▶ **Input**
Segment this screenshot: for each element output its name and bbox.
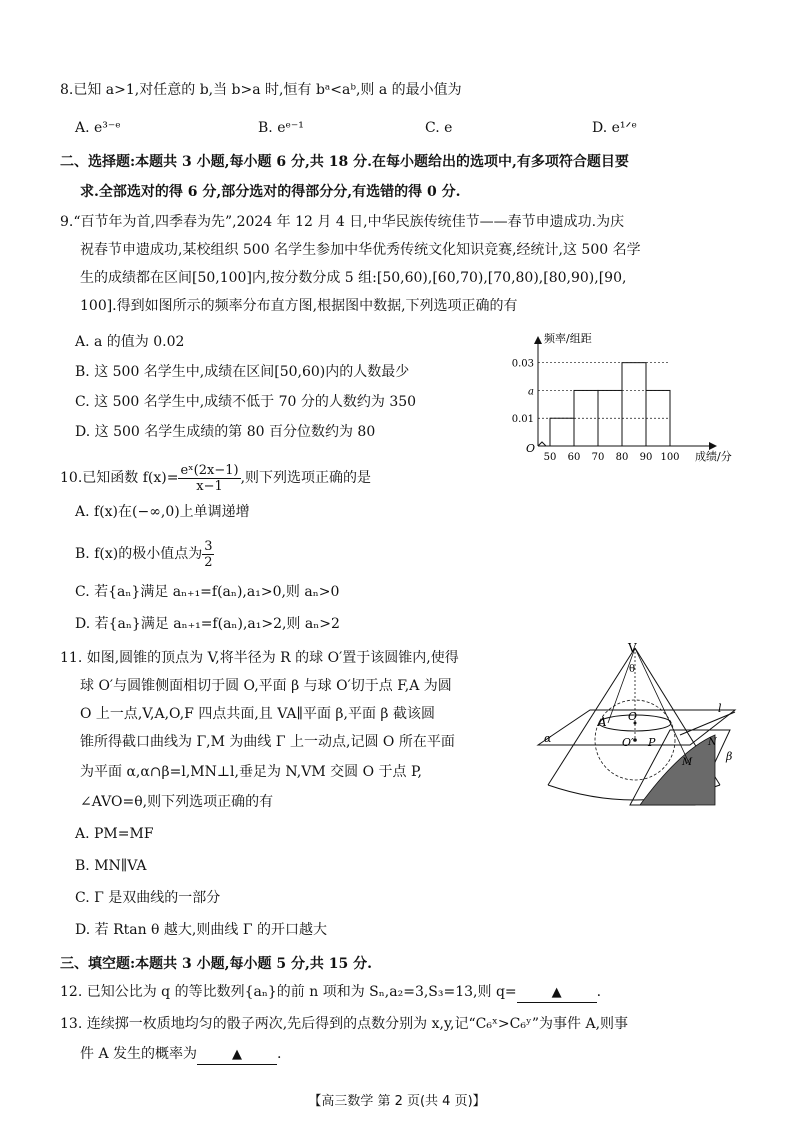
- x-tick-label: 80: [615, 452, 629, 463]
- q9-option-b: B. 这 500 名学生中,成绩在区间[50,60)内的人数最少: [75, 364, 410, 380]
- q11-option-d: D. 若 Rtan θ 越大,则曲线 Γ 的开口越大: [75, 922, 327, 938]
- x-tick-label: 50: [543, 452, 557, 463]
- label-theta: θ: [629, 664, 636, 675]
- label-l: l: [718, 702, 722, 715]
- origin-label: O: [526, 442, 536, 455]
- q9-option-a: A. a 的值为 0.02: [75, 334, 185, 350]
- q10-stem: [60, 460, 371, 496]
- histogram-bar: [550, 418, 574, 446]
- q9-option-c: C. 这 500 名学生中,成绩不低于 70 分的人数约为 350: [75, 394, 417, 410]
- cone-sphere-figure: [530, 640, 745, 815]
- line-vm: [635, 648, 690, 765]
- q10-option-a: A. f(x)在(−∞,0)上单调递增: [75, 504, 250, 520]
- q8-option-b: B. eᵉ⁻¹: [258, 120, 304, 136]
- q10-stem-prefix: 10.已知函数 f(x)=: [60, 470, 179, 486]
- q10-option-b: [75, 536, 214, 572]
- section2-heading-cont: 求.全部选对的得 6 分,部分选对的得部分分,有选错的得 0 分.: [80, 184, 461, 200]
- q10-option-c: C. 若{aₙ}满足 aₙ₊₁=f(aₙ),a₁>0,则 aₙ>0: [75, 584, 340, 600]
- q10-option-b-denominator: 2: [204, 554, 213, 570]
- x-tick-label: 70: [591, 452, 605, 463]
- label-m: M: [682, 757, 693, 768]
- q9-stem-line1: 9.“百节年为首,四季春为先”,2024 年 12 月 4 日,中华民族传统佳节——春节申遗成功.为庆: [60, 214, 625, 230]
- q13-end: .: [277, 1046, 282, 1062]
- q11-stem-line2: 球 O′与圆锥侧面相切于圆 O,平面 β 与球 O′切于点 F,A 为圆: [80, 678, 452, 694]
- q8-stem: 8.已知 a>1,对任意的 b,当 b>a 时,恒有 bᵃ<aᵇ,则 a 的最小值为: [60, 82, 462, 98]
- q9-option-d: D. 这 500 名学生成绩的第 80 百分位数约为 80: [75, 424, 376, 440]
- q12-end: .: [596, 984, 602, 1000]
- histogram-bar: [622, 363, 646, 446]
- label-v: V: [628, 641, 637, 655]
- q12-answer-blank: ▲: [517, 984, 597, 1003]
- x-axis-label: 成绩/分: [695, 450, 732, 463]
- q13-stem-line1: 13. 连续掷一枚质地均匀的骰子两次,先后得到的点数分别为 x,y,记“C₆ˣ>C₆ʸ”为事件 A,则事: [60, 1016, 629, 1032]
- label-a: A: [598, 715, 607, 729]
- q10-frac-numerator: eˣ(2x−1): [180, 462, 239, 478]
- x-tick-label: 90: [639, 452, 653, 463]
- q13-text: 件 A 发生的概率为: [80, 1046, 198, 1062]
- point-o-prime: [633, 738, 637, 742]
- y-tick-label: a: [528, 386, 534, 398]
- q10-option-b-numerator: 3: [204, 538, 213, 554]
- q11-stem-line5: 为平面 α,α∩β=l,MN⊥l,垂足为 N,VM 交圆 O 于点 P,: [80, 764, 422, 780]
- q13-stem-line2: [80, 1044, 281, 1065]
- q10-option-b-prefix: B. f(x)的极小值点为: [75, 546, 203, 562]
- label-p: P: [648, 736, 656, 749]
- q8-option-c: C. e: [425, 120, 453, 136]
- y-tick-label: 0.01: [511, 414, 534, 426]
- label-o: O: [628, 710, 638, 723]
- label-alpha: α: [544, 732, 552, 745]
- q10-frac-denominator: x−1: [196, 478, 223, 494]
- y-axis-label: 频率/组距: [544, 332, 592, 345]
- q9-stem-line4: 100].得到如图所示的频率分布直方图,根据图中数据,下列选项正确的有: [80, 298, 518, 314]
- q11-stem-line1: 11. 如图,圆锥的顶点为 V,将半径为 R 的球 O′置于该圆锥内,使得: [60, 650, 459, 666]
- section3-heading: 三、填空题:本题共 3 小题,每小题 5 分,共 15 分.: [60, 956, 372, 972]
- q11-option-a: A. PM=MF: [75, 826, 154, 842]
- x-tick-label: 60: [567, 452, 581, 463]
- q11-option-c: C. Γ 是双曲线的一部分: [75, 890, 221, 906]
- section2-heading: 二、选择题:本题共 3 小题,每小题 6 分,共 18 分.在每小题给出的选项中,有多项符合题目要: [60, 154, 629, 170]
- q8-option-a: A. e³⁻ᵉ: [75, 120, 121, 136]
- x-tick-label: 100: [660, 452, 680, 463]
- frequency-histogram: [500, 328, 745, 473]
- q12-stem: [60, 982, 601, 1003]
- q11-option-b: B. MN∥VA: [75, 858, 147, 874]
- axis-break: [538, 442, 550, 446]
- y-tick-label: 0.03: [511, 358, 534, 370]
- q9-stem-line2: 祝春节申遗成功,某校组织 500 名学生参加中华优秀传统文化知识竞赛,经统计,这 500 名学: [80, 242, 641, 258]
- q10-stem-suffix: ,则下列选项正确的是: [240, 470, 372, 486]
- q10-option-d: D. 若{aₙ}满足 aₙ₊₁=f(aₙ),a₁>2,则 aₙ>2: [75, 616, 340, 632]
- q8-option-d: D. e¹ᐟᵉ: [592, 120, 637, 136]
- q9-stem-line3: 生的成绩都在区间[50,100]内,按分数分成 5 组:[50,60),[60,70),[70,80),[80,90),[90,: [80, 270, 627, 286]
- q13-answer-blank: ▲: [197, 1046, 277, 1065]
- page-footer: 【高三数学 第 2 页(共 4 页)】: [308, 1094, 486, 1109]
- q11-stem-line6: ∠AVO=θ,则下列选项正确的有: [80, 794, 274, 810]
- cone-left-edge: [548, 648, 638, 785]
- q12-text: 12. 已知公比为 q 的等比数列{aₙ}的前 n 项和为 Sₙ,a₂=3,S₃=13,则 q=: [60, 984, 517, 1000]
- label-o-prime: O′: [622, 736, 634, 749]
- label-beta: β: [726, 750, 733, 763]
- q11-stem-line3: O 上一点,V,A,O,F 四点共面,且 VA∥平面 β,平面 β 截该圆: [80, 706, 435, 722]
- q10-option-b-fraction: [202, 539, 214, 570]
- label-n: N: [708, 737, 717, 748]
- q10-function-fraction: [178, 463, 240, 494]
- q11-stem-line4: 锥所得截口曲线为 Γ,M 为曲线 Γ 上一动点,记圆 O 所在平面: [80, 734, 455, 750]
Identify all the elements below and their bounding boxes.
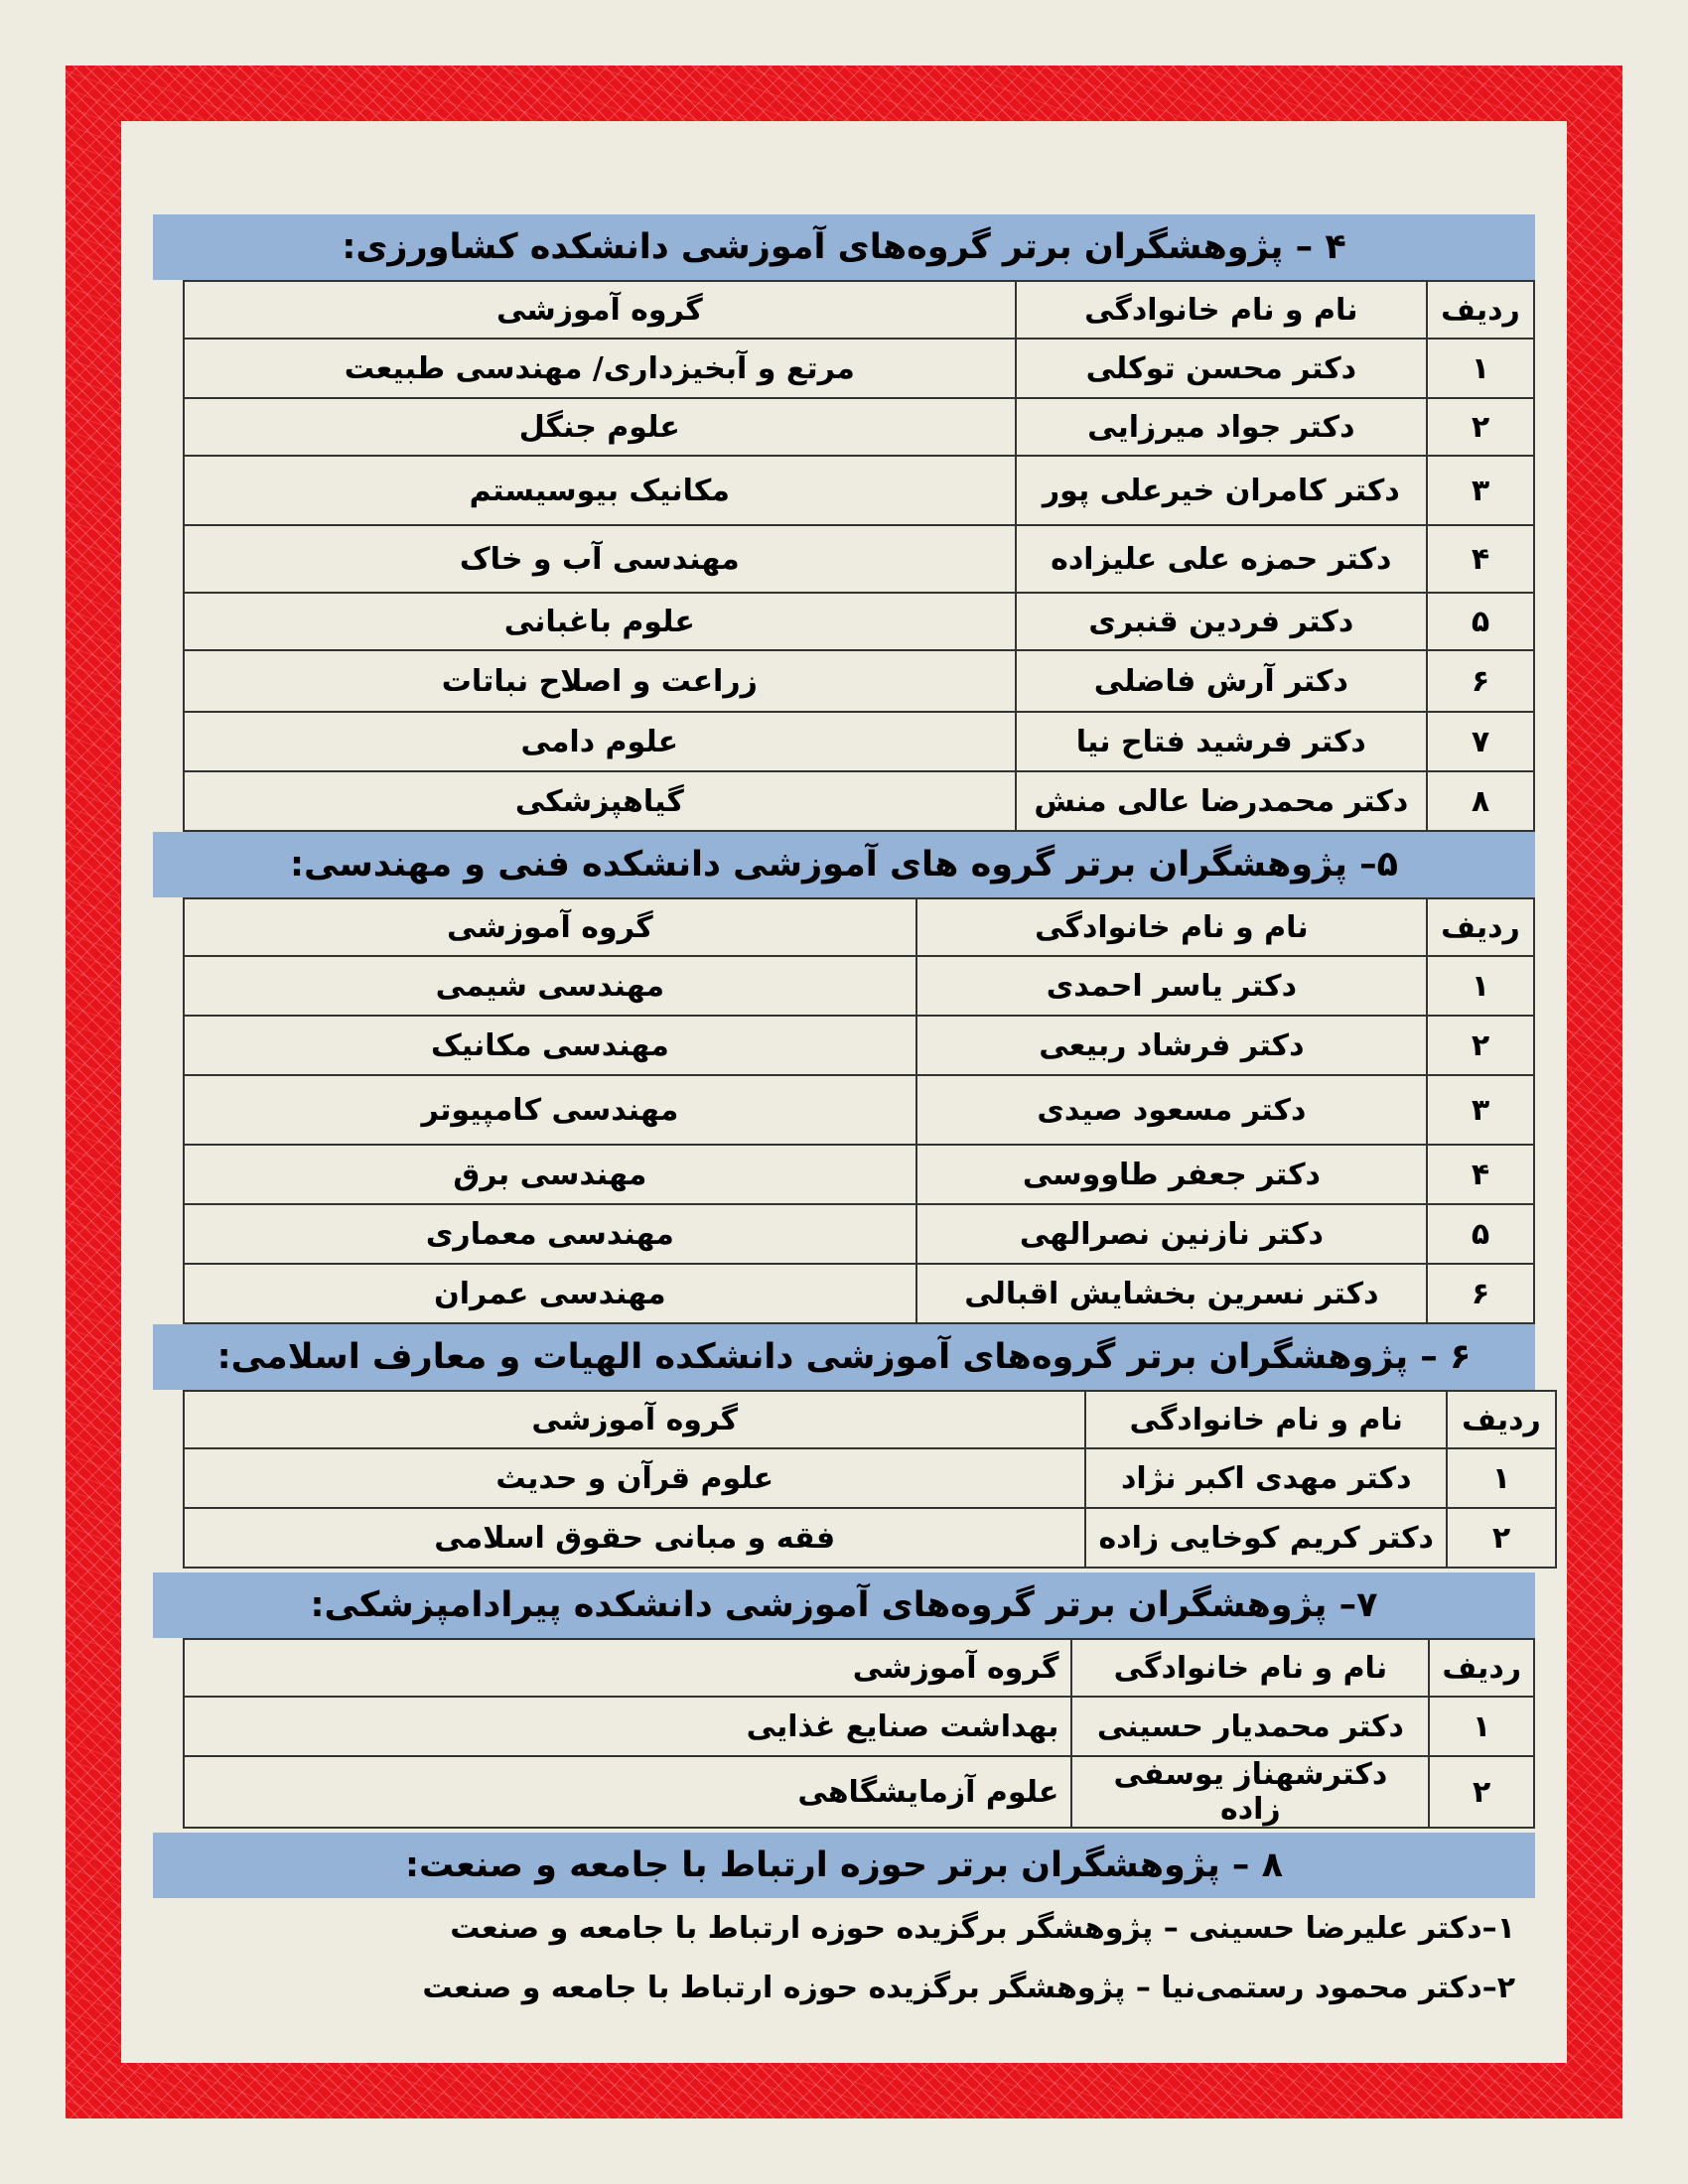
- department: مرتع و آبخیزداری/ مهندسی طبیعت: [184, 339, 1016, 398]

▶ **Aim**
Rewrite all of the data above as a numbered list, one line per item, with blank lines dropped. Leave out the picture lines.

▶ **Completed task**
1. Segment this screenshot: for each element output its name and bbox.
2. - x-tick-label: 80: [615, 452, 629, 463]
3. - q9-option-b: B. 这 500 名学生中,成绩在区间[50,60)内的人数最少: [75, 364, 410, 380]
4. - q11-option-d: D. 若 Rtan θ 越大,则曲线 Γ 的开口越大: [75, 922, 327, 938]
5. - x-tick-label: 50: [543, 452, 557, 463]
6. - label-theta: θ: [629, 664, 636, 675]
7. - label-l: l: [718, 702, 722, 715]
8. - origin-label: O: [526, 442, 536, 455]
9. - q9-option-a: A. a 的值为 0.02: [75, 334, 185, 350]
10. - q10-stem: [60, 460, 371, 496]
11. - histogram-bar: [550, 418, 574, 446]
12. - q9-option-c: C. 这 500 名学生中,成绩不低于 70 分的人数约为 350: [75, 394, 417, 410]
13. - cone-sphere-figure: [530, 640, 745, 815]
14. - line-vm: [635, 648, 690, 765]
15. - q10-option-a: A. f(x)在(−∞,0)上单调递增: [75, 504, 250, 520]
16. - q8-option-b: B. eᵉ⁻¹: [258, 120, 304, 136]
17. - q10-stem-prefix: 10.已知函数 f(x)=: [60, 470, 179, 486]
18. - q10-option-b: [75, 536, 214, 572]
19. - section2-heading-cont: 求.全部选对的得 6 分,部分选对的得部分分,有选错的得 0 分.: [80, 184, 461, 200]
20. - q10-option-c: C. 若{aₙ}满足 aₙ₊₁=f(aₙ),a₁>0,则 aₙ>0: [75, 584, 340, 600]
21. - q10-option-b-denominator: 2: [204, 554, 213, 570]
22. - x-tick-label: 70: [591, 452, 605, 463]
23. - label-m: M: [682, 757, 693, 768]
24. - q9-stem-line1: 9.“百节年为首,四季春为先”,2024 年 12 月 4 日,中华民族传统佳节——春节申遗成功.为庆: [60, 214, 625, 230]
25. - q13-end: .: [277, 1046, 282, 1062]
26. - q11-stem-line2: 球 O′与圆锥侧面相切于圆 O,平面 β 与球 O′切于点 F,A 为圆: [80, 678, 452, 694]
27. - q8-stem: 8.已知 a>1,对任意的 b,当 b>a 时,恒有 bᵃ<aᵇ,则 a 的最小值为: [60, 82, 462, 98]
28. - q9-option-d: D. 这 500 名学生成绩的第 80 百分位数约为 80: [75, 424, 376, 440]
29. - q12-end: .: [596, 984, 602, 1000]
30. - histogram-bar: [622, 363, 646, 446]
31. - label-v: V: [628, 641, 637, 655]
32. - q12-answer-blank: ▲: [517, 984, 597, 1003]
33. - x-axis-label: 成绩/分: [695, 450, 732, 463]
34. - q13-stem-line1: 13. 连续掷一枚质地均匀的骰子两次,先后得到的点数分别为 x,y,记“C₆ˣ>C₆ʸ”为事件 A,则事: [60, 1016, 629, 1032]
35. - label-a: A: [598, 715, 607, 729]
36. - q10-frac-numerator: eˣ(2x−1): [180, 462, 239, 478]
37. - x-tick-label: 90: [639, 452, 653, 463]
38. - q13-text: 件 A 发生的概率为: [80, 1046, 198, 1062]
39. - point-o-prime: [633, 738, 637, 742]
40. - y-tick-label: a: [528, 386, 534, 398]
41. - q10-option-b-numerator: 3: [204, 538, 213, 554]
42. - q11-stem-line5: 为平面 α,α∩β=l,MN⊥l,垂足为 N,VM 交圆 O 于点 P,: [80, 764, 422, 780]
43. - q13-stem-line2: [80, 1044, 281, 1065]
44. - q10-option-b-prefix: B. f(x)的极小值点为: [75, 546, 203, 562]
45. - label-p: P: [648, 736, 656, 749]
46. - q8-option-c: C. e: [425, 120, 453, 136]
47. - y-tick-label: 0.01: [511, 414, 534, 426]
48. - label-o: O: [628, 710, 638, 723]
49. - label-alpha: α: [544, 732, 552, 745]
50. - q10-frac-denominator: x−1: [196, 478, 223, 494]
51. - y-axis-label: 频率/组距: [544, 332, 592, 345]
52. - q9-stem-line4: 100].得到如图所示的频率分布直方图,根据图中数据,下列选项正确的有: [80, 298, 518, 314]
53. - q11-stem-line1: 11. 如图,圆锥的顶点为 V,将半径为 R 的球 O′置于该圆锥内,使得: [60, 650, 459, 666]
54. - section3-heading: 三、填空题:本题共 3 小题,每小题 5 分,共 15 分.: [60, 956, 372, 972]
55. - q11-option-a: A. PM=MF: [75, 826, 154, 842]
56. - x-tick-label: 60: [567, 452, 581, 463]
57. - q11-option-c: C. Γ 是双曲线的一部分: [75, 890, 221, 906]
58. - section2-heading: 二、选择题:本题共 3 小题,每小题 6 分,共 18 分.在每小题给出的选项中,有多项符合题目要: [60, 154, 629, 170]
59. - q8-option-a: A. e³⁻ᵉ: [75, 120, 121, 136]
60. - x-tick-label: 100: [660, 452, 680, 463]
61. - frequency-histogram: [500, 328, 745, 473]
62. - q12-stem: [60, 982, 601, 1003]
63. - q11-option-b: B. MN∥VA: [75, 858, 147, 874]
64. - axis-break: [538, 442, 550, 446]
65. - y-tick-label: 0.03: [511, 358, 534, 370]
66. - q9-stem-line2: 祝春节申遗成功,某校组织 500 名学生参加中华优秀传统文化知识竞赛,经统计,这 500 名学: [80, 242, 641, 258]
67. - q10-stem-suffix: ,则下列选项正确的是: [240, 470, 372, 486]
68. - q10-option-d: D. 若{aₙ}满足 aₙ₊₁=f(aₙ),a₁>2,则 aₙ>2: [75, 616, 340, 632]
69. - q8-option-d: D. e¹ᐟᵉ: [592, 120, 637, 136]
70. - q9-stem-line3: 生的成绩都在区间[50,100]内,按分数分成 5 组:[50,60),[60,70),[70,80),[80,90),[90,: [80, 270, 627, 286]
71. - q13-answer-blank: ▲: [197, 1046, 277, 1065]
72. - page-footer: 【高三数学 第 2 页(共 4 页)】: [308, 1094, 486, 1109]
73. - q11-stem-line6: ∠AVO=θ,则下列选项正确的有: [80, 794, 274, 810]
74. - cone-left-edge: [548, 648, 638, 785]
75. - q12-text: 12. 已知公比为 q 的等比数列{aₙ}的前 n 项和为 Sₙ,a₂=3,S₃=13,则 q=: [60, 984, 517, 1000]
76. - label-o-prime: O′: [622, 736, 634, 749]
77. - label-beta: β: [726, 750, 733, 763]
78. - q11-stem-line3: O 上一点,V,A,O,F 四点共面,且 VA∥平面 β,平面 β 截该圆: [80, 706, 435, 722]
79. - q10-option-b-fraction: [202, 539, 214, 570]
80. - label-n: N: [708, 737, 717, 748]
81. - q10-function-fraction: [178, 463, 240, 494]
82. - q11-stem-line4: 锥所得截口曲线为 Γ,M 为曲线 Γ 上一动点,记圆 O 所在平面: [80, 734, 455, 750]
83. Identify all the elements below and their bounding boxes.
84. - department: مرتع و آبخیزداری/ مهندسی طبیعت: [184, 339, 1016, 398]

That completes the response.